— Begin RECORDS TO USE —
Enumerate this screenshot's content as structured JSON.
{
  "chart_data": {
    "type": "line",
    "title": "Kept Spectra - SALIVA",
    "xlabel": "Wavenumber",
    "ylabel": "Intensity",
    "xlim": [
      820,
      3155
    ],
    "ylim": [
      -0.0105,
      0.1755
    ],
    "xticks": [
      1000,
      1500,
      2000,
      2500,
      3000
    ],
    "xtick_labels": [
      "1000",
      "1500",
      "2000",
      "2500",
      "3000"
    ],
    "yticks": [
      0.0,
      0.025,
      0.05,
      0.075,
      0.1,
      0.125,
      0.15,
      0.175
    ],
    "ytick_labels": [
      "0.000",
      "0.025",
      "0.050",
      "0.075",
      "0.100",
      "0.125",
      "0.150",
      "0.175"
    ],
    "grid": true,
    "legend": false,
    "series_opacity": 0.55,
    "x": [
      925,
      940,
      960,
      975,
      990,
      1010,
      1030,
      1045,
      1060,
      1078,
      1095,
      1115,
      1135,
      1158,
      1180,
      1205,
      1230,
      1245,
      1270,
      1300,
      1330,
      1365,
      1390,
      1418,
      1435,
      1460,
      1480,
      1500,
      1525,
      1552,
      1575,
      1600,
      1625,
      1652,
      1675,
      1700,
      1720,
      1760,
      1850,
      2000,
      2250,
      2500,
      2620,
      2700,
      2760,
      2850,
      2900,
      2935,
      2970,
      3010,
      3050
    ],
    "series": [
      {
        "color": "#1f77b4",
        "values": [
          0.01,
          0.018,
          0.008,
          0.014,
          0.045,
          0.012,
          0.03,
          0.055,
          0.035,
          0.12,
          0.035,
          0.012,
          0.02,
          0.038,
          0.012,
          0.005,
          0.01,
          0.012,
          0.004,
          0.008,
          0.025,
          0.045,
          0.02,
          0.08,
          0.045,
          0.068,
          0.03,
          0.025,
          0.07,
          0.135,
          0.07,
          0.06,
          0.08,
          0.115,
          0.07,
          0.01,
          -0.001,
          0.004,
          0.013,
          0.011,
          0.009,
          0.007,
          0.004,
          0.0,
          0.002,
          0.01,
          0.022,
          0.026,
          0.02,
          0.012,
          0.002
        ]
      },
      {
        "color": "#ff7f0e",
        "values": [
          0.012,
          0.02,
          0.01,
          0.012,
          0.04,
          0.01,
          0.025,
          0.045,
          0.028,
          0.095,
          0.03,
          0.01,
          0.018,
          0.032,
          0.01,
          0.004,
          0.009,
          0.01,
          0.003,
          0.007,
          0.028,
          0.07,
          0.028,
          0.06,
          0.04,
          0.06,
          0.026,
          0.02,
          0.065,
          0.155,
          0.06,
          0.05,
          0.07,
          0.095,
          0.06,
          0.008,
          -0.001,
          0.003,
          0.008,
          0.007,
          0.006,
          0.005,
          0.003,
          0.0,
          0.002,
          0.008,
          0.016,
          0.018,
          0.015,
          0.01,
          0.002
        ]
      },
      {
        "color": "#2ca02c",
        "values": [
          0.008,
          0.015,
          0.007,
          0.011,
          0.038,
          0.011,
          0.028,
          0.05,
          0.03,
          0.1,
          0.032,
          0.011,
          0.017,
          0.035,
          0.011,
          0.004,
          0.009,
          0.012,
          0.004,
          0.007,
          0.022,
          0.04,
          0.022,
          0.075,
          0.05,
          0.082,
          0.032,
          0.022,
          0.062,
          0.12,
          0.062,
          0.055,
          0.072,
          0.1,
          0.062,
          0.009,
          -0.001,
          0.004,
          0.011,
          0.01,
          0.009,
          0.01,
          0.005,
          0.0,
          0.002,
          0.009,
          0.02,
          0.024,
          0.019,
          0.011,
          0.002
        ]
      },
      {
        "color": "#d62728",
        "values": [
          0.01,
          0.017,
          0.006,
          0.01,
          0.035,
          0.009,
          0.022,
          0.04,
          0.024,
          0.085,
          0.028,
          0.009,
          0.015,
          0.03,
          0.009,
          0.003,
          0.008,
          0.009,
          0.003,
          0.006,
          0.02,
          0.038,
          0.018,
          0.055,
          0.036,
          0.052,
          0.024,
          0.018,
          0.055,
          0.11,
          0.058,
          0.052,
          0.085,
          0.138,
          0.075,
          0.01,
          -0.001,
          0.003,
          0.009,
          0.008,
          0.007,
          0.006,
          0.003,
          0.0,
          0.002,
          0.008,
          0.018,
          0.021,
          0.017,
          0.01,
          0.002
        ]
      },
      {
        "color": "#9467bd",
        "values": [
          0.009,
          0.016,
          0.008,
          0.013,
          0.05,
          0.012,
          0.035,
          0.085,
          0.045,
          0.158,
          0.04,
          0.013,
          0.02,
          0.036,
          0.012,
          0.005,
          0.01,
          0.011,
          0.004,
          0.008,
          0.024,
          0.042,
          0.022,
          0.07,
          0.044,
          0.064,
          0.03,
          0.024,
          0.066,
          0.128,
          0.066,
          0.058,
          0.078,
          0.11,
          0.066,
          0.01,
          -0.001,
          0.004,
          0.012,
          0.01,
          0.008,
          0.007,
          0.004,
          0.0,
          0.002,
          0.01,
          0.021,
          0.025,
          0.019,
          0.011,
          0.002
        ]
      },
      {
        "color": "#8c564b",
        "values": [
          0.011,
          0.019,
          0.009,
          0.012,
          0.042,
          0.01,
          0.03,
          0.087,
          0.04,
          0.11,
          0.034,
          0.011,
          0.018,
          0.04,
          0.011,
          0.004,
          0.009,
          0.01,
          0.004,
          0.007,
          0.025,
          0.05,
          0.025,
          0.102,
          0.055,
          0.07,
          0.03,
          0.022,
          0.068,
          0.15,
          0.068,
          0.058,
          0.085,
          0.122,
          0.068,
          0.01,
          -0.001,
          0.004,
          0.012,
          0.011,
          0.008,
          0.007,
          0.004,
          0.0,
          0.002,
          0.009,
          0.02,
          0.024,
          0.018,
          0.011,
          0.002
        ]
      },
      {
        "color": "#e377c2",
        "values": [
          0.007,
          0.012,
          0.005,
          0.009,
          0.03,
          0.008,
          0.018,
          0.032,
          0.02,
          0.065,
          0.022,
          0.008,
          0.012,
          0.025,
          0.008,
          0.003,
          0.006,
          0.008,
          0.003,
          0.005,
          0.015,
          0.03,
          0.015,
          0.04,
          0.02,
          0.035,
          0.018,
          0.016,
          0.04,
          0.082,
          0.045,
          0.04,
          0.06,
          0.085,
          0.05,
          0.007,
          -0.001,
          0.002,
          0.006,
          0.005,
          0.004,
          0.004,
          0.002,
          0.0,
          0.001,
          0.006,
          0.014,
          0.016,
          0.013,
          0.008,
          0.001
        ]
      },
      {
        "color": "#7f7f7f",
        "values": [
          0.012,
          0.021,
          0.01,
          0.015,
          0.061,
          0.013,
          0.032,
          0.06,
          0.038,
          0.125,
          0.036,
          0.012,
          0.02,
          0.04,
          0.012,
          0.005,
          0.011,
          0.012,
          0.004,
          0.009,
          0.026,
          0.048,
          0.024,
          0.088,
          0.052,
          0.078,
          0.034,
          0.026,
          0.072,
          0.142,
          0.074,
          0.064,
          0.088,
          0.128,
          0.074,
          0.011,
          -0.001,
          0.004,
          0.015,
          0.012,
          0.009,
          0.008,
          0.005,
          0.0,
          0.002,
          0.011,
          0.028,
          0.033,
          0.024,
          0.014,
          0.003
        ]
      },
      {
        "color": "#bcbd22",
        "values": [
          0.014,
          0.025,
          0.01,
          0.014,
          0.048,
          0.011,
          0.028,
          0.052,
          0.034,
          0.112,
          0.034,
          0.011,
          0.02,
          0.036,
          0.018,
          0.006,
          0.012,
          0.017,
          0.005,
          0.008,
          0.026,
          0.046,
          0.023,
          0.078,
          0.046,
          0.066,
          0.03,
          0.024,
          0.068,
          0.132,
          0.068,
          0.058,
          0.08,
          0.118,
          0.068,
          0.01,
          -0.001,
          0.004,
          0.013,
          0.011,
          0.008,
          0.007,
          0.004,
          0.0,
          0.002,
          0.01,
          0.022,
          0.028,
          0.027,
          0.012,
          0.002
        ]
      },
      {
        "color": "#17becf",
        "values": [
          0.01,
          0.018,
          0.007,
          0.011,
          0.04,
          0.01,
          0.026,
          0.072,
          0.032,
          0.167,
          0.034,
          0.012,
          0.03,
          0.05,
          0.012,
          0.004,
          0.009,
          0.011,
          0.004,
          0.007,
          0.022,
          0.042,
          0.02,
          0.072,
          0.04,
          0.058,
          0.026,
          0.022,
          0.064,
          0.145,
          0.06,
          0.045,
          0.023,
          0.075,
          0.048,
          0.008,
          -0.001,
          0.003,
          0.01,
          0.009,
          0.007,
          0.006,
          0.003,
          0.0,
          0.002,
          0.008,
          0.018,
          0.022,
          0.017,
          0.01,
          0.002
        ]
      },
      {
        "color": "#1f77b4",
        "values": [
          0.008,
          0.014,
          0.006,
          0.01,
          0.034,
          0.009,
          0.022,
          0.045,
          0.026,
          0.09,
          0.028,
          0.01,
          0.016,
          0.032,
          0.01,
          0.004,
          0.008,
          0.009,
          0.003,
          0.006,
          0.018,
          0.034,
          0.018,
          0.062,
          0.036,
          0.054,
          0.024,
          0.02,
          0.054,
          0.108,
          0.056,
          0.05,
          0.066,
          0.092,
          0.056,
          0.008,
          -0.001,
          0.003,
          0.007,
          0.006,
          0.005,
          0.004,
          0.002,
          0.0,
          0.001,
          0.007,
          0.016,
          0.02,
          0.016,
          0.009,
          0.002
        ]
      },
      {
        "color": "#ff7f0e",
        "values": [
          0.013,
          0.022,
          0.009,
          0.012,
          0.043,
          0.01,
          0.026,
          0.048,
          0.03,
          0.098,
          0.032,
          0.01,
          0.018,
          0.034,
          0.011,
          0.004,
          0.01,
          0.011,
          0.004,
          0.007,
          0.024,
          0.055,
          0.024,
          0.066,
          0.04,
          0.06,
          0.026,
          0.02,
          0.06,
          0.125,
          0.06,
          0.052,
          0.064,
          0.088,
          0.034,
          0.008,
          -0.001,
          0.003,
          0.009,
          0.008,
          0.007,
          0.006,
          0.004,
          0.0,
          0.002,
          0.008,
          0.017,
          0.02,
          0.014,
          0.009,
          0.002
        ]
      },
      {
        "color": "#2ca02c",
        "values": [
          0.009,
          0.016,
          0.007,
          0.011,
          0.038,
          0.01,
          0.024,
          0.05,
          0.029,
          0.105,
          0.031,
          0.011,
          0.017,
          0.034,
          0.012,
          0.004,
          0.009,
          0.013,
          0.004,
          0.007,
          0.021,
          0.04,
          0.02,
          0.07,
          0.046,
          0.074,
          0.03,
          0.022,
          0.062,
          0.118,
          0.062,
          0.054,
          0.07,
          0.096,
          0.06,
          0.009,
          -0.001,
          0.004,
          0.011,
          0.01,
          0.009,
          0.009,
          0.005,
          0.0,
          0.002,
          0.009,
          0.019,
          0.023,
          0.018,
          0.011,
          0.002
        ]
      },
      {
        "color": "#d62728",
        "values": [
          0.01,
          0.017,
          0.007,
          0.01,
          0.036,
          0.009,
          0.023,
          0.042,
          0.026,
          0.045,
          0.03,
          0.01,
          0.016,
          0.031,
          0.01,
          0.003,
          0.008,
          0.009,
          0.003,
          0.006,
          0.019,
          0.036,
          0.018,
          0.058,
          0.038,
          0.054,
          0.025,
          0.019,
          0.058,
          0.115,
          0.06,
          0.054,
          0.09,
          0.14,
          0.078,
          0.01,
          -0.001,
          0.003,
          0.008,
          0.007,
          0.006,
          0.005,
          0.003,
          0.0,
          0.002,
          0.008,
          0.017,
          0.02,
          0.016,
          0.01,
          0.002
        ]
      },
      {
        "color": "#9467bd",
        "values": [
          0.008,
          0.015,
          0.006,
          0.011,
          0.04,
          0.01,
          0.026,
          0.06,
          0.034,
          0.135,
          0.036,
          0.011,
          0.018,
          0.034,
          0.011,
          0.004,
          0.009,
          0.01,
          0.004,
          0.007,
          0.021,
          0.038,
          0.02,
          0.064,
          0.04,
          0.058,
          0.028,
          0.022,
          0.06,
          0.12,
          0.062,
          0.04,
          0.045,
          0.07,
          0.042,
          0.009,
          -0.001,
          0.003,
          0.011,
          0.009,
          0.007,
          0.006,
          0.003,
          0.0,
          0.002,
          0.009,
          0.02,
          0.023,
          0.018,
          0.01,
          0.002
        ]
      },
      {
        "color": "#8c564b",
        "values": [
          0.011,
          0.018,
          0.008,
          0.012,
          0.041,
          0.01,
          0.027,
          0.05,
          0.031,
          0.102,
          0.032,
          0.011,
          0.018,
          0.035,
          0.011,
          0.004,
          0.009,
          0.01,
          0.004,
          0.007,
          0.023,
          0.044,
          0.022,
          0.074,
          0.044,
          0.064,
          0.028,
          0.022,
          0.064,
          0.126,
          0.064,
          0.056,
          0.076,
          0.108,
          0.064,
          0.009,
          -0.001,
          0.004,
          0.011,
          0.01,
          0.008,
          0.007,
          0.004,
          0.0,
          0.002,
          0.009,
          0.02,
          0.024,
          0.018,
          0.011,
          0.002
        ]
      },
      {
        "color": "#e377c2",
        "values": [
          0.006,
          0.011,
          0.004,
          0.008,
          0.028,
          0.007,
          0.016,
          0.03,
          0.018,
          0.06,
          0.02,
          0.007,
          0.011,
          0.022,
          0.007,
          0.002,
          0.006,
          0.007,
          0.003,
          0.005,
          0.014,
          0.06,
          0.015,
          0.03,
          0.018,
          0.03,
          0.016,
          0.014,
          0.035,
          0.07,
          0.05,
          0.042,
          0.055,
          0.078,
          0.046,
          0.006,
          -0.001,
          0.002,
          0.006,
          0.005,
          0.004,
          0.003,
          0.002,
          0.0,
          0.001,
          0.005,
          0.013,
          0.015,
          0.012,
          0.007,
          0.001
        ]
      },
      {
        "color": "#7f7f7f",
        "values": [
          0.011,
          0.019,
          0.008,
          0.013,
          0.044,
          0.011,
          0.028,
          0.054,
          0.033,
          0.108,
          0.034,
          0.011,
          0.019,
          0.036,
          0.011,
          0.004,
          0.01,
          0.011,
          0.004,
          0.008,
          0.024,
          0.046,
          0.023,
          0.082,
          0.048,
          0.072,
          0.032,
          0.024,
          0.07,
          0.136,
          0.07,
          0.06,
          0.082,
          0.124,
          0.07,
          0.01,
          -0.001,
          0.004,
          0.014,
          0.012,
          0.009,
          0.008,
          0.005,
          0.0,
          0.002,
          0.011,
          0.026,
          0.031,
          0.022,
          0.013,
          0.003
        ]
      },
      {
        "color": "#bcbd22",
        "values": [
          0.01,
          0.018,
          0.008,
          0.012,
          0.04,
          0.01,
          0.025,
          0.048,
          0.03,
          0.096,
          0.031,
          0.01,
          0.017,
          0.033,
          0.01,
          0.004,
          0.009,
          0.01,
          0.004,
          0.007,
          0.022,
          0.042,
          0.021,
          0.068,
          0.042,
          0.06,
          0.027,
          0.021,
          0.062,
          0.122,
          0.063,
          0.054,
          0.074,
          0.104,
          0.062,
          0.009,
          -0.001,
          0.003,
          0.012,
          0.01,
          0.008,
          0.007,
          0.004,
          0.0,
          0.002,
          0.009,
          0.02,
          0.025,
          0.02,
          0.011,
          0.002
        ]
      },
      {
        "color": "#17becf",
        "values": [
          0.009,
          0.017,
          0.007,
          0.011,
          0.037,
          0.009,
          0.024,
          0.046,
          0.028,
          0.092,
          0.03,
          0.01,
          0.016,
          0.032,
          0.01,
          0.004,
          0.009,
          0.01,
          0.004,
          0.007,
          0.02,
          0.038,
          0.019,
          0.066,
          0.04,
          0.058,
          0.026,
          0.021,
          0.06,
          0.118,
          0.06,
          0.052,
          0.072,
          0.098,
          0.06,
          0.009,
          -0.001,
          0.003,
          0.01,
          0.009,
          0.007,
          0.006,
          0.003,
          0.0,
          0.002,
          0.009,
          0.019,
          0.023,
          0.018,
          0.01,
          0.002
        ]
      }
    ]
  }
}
— End RECORDS TO USE —
— Begin RECORDS TO USE —
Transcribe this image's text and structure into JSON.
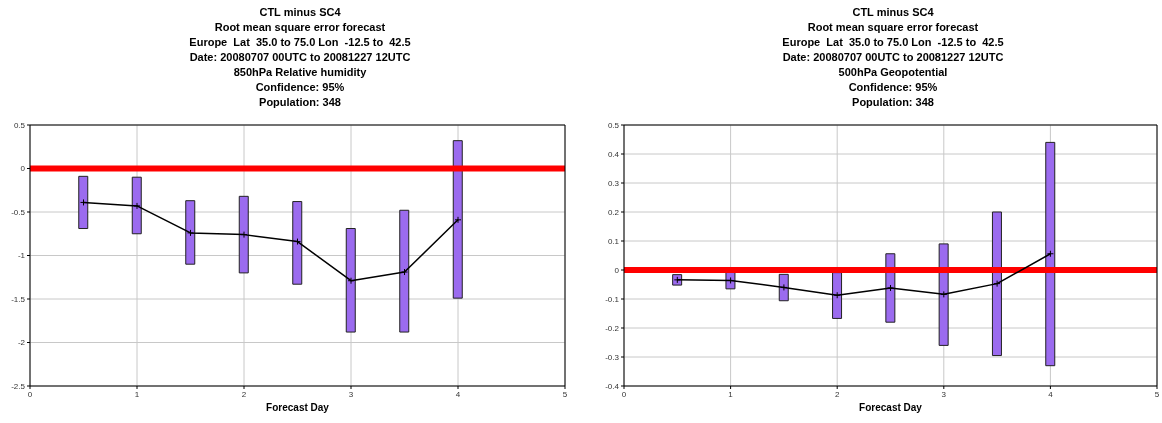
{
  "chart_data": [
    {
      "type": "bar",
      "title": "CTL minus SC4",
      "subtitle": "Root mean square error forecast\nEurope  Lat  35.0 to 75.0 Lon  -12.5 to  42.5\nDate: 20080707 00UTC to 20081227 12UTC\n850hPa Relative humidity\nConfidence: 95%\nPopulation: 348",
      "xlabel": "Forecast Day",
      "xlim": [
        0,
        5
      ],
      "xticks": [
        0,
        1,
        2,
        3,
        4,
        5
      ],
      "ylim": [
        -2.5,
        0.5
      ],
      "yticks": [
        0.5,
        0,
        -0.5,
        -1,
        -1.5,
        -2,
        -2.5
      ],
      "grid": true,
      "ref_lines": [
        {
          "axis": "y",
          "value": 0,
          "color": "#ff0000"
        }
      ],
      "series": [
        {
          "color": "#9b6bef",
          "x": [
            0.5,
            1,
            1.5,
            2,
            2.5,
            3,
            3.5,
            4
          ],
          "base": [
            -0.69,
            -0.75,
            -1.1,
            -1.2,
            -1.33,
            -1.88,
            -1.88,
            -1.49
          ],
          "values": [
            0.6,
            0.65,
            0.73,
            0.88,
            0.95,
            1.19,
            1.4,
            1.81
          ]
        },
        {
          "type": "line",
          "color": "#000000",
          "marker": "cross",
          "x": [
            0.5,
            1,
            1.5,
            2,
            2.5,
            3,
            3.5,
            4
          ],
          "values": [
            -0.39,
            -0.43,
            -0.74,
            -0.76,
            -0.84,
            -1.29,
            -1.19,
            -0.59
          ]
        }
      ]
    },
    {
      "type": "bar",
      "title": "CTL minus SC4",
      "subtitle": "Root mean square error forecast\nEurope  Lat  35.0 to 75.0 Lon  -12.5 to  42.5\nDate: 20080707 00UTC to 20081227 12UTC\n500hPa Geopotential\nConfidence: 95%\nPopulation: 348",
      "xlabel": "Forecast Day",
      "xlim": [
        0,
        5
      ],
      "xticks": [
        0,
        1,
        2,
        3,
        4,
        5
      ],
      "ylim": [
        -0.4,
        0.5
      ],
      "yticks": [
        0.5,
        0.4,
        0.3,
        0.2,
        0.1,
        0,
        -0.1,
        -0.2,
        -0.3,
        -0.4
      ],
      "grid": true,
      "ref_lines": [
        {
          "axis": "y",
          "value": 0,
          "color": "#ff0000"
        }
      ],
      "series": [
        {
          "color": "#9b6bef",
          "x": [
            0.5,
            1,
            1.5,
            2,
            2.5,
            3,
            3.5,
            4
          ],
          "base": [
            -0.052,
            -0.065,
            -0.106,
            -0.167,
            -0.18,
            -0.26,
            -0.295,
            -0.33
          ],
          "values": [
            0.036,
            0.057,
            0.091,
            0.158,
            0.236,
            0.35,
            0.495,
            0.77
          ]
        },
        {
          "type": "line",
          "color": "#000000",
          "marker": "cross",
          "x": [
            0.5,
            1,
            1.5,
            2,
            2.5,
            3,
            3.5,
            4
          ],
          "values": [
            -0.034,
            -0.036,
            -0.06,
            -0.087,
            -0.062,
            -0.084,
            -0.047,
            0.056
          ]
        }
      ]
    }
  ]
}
— End RECORDS TO USE —
— Begin RECORDS TO USE —
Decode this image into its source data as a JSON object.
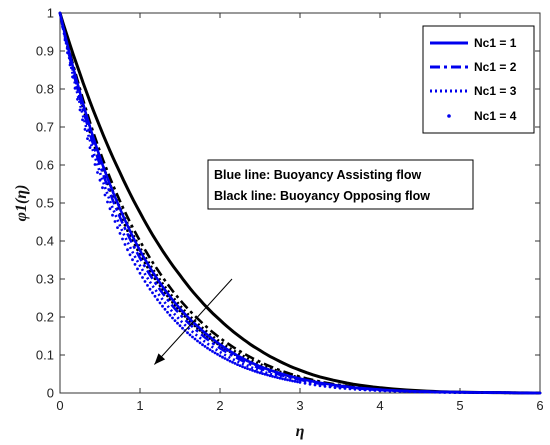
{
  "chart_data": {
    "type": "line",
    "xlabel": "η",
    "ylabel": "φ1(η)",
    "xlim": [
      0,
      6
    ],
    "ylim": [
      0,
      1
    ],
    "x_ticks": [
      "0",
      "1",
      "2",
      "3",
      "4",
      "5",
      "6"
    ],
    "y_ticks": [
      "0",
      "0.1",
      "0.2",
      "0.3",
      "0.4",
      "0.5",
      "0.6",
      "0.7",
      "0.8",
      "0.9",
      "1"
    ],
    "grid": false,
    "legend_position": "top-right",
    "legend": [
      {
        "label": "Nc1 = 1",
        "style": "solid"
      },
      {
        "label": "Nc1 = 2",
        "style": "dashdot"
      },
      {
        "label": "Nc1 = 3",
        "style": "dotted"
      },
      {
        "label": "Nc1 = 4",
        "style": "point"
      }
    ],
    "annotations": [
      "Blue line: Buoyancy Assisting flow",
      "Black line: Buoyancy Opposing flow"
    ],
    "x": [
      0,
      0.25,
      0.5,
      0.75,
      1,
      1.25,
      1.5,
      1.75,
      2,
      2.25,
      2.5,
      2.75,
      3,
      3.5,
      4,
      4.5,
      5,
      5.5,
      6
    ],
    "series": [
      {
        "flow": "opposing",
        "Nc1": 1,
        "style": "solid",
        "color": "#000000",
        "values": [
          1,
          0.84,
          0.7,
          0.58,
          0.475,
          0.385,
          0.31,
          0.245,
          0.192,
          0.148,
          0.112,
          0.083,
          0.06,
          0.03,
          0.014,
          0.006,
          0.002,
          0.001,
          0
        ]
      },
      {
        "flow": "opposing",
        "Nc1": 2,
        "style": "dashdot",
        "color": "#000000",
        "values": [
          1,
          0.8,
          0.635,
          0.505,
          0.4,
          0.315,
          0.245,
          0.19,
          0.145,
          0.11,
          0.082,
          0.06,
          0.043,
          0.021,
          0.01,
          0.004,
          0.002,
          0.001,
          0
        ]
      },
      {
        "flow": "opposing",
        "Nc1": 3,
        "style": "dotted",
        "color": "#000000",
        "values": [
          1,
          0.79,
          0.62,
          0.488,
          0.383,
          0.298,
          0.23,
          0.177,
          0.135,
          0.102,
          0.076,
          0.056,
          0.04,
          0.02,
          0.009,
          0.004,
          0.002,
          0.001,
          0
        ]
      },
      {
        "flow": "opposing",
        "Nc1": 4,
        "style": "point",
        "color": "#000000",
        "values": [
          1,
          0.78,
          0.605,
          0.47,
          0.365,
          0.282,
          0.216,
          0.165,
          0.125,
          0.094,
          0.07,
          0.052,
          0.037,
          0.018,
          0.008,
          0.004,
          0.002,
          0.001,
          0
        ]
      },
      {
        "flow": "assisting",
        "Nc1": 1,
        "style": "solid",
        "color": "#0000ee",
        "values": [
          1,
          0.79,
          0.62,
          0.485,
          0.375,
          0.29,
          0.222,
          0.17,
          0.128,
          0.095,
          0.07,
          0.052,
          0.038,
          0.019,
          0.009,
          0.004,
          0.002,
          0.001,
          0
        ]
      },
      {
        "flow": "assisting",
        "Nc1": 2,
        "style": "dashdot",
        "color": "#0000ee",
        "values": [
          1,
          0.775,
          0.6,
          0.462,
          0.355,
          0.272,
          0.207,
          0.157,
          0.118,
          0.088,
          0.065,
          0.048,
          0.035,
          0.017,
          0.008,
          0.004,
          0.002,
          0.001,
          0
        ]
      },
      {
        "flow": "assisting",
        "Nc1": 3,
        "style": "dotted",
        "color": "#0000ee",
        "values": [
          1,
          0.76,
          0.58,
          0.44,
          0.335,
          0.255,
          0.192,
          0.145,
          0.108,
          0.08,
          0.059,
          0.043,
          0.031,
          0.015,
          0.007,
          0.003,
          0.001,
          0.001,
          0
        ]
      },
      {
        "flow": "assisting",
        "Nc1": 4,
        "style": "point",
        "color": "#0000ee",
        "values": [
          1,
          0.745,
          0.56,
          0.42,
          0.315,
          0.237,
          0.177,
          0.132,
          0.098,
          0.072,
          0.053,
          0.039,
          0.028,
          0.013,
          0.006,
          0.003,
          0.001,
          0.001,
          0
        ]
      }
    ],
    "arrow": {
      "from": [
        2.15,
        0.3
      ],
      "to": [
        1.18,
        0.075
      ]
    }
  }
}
— End RECORDS TO USE —
Extract every line above that contains the word "into".

Transcribe this image's text and structure into JSON.
Decode this image into its source data as a JSON object.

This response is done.